▸ WHAT NEEDS TO BE DONE
Set out every line bearing the string "以案促改".

▸ EXERCISE INPUTS

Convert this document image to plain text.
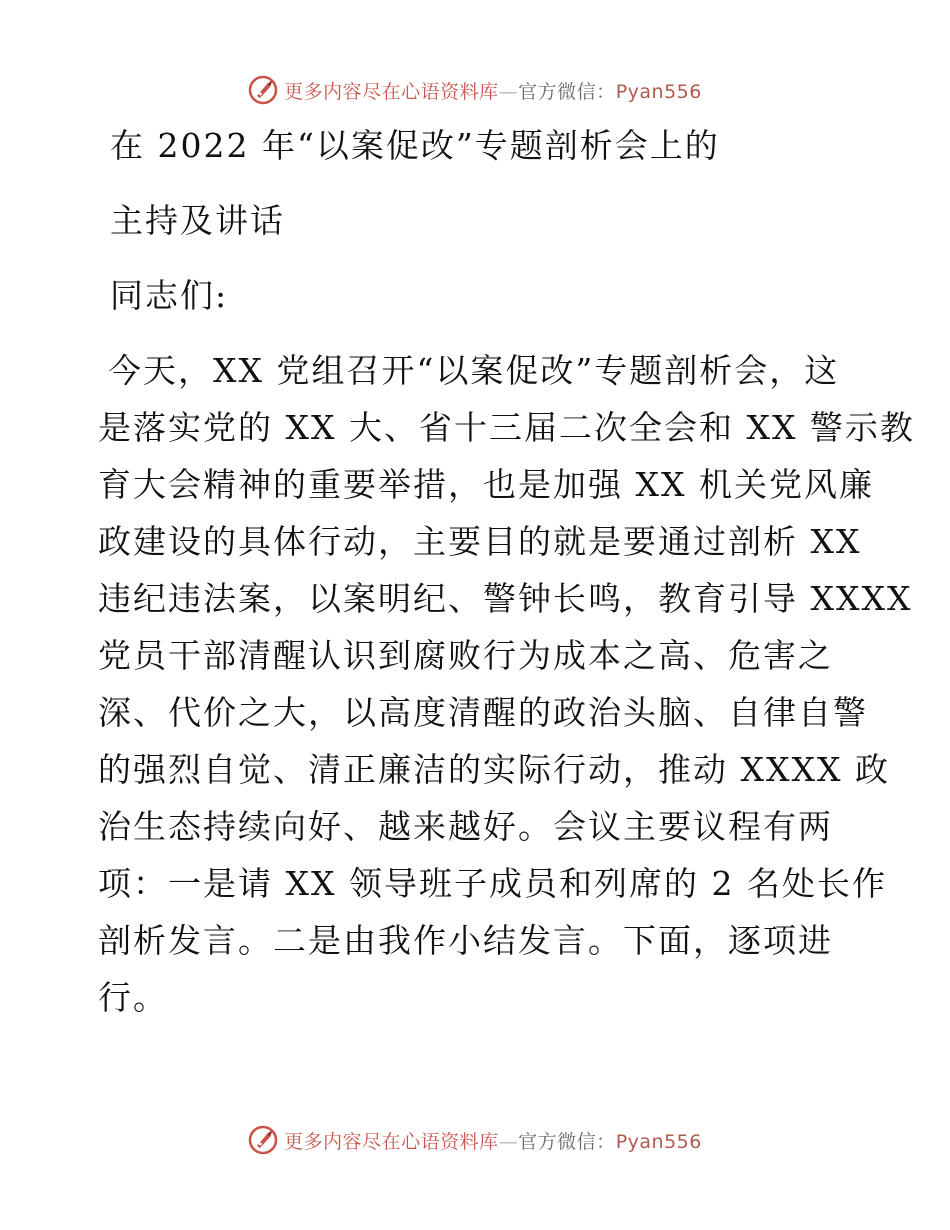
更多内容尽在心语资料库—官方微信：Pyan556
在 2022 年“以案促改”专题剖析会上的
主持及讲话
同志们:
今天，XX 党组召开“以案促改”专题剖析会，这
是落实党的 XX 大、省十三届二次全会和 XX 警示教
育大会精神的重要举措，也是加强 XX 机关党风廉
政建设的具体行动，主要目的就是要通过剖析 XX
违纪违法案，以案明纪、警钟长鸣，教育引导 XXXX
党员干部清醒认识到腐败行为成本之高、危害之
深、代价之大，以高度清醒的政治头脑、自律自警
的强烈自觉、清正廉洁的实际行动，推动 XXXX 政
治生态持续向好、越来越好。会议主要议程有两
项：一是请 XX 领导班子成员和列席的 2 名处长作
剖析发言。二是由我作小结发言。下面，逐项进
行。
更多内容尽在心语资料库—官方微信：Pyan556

...

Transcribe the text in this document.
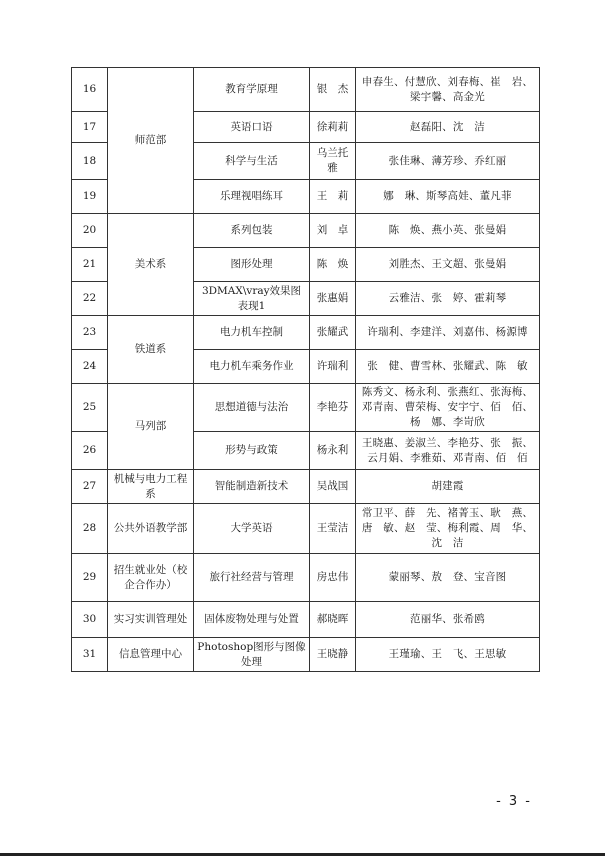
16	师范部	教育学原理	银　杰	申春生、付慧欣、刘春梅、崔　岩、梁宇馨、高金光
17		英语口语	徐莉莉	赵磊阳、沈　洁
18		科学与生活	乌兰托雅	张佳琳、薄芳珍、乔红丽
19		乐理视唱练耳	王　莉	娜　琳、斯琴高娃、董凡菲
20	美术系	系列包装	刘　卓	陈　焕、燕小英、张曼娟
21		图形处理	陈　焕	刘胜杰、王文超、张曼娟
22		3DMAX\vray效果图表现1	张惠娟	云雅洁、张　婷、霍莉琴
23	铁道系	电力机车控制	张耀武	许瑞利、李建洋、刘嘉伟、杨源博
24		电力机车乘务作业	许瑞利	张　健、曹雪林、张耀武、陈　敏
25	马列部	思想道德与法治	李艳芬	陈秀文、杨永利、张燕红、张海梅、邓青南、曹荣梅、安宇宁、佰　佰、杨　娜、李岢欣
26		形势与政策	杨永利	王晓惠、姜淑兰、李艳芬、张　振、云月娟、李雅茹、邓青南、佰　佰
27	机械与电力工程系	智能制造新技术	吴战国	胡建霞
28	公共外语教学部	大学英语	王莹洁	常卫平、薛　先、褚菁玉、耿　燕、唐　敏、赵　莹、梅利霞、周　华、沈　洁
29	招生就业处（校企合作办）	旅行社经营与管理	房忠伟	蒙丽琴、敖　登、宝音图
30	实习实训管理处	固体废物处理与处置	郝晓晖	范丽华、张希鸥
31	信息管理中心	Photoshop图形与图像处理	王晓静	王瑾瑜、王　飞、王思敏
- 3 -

▸ WRITTEN RESPONSE
在 2022 年“以案促改”专题剖析会上的
今天，XX 党组召开“以案促改”专题剖析会，这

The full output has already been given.